_Instruction_
Which lines hold the string "mode"? Copy every one of them.

--- Start Task input ---

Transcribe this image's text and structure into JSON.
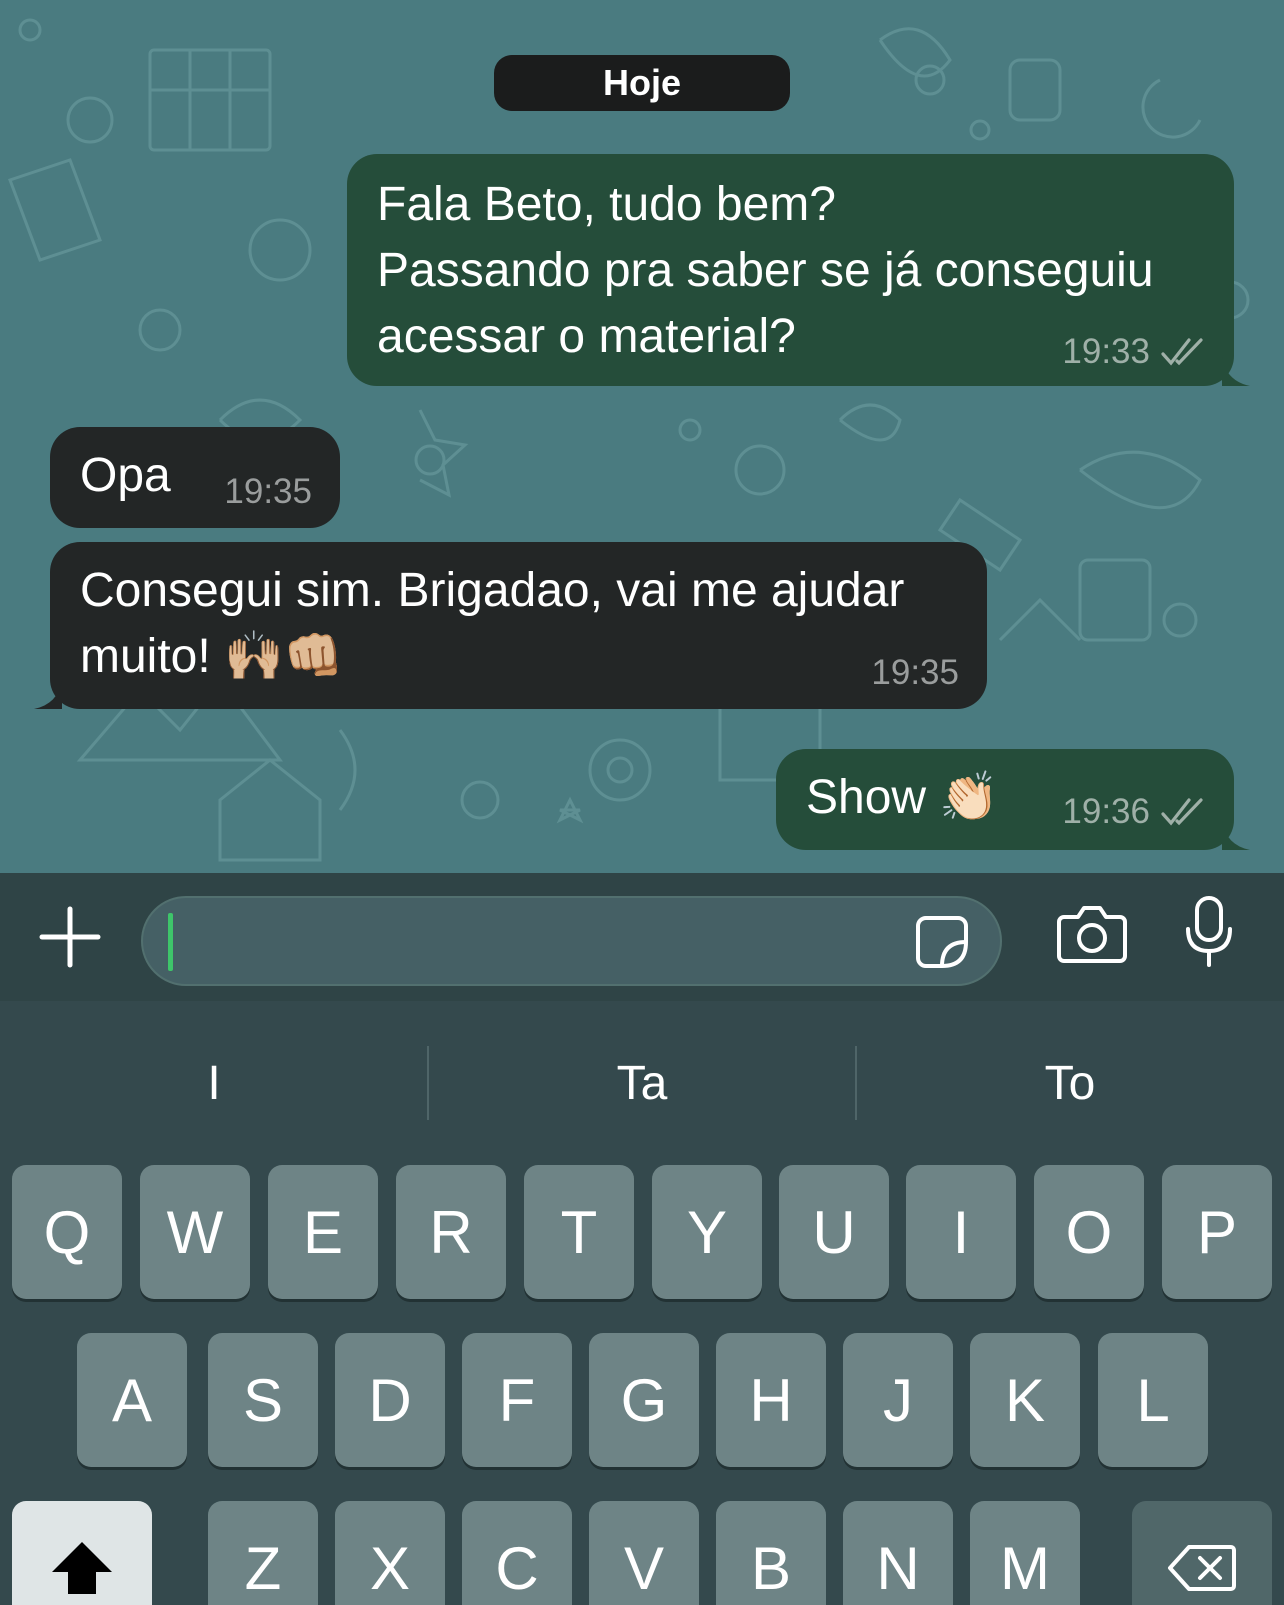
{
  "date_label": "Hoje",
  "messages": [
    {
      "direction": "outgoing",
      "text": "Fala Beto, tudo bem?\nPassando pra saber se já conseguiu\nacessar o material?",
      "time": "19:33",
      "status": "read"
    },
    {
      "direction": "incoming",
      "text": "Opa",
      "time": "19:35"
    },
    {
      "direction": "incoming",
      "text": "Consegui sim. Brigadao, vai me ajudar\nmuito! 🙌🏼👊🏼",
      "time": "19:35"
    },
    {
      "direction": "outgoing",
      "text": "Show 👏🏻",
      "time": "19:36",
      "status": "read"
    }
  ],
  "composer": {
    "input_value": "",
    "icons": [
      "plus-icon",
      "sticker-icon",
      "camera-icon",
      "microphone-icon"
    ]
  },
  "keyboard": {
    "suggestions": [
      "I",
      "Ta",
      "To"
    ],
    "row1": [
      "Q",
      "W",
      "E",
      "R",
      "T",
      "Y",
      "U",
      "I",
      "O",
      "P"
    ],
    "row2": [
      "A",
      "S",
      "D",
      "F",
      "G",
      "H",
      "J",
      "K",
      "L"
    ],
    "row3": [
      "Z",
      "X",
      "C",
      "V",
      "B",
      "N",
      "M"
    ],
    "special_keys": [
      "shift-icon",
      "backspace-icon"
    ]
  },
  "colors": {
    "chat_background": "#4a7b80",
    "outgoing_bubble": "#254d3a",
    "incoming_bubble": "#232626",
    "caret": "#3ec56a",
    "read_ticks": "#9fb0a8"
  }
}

--- End Task input ---
--- Start Task input ---

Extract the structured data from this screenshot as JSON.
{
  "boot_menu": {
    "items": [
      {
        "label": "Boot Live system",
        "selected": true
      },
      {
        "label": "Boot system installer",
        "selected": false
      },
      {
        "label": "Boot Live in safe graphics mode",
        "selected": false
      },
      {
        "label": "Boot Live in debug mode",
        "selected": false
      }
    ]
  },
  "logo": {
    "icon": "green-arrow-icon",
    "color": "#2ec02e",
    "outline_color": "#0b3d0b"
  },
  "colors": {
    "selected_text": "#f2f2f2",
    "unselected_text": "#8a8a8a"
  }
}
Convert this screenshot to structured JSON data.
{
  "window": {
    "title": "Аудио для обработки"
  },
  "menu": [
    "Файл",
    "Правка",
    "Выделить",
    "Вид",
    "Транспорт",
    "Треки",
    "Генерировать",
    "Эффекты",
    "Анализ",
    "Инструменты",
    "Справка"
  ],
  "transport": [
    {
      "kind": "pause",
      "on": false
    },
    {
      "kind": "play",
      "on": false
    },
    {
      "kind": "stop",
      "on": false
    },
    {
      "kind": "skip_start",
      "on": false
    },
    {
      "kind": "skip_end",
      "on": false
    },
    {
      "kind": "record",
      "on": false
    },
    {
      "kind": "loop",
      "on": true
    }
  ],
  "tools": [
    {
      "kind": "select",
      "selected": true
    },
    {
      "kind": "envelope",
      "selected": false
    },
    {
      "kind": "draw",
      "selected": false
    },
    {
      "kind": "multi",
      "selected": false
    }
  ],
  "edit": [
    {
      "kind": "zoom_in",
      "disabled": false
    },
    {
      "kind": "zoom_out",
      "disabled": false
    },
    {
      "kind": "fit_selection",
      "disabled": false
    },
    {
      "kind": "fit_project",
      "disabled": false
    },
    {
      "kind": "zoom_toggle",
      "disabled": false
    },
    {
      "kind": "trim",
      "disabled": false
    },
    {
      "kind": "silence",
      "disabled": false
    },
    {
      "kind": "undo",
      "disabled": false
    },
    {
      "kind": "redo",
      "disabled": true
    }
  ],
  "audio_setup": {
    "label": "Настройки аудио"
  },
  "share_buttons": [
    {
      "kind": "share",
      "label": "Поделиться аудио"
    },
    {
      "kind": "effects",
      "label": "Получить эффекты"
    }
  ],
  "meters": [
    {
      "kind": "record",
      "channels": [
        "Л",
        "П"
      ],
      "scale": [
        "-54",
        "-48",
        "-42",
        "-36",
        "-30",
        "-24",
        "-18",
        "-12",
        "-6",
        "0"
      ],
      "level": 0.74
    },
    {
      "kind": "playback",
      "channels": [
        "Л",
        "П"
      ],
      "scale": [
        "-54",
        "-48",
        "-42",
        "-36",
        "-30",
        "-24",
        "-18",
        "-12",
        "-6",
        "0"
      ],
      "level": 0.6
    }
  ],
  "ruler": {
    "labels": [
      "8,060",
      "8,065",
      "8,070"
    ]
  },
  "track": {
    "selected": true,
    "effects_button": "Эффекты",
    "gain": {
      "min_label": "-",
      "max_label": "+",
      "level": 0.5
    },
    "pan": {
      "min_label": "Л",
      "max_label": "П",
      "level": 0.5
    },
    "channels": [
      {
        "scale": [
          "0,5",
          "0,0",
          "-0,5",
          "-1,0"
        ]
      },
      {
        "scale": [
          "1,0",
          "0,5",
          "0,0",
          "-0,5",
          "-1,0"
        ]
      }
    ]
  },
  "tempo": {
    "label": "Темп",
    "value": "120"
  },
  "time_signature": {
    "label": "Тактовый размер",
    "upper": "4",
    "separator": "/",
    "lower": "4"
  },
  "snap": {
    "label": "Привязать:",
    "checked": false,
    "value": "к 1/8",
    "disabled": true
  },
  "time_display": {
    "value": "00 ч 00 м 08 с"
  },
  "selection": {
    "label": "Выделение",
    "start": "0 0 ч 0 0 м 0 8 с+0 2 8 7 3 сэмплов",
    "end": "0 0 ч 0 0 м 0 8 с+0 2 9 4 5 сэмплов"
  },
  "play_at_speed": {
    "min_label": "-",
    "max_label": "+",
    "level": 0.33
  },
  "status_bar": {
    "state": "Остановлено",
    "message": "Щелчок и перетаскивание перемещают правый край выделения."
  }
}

--- End Task input ---

_Correct output_
        "label": "Boot Live in safe graphics mode",
        "label": "Boot Live in debug mode",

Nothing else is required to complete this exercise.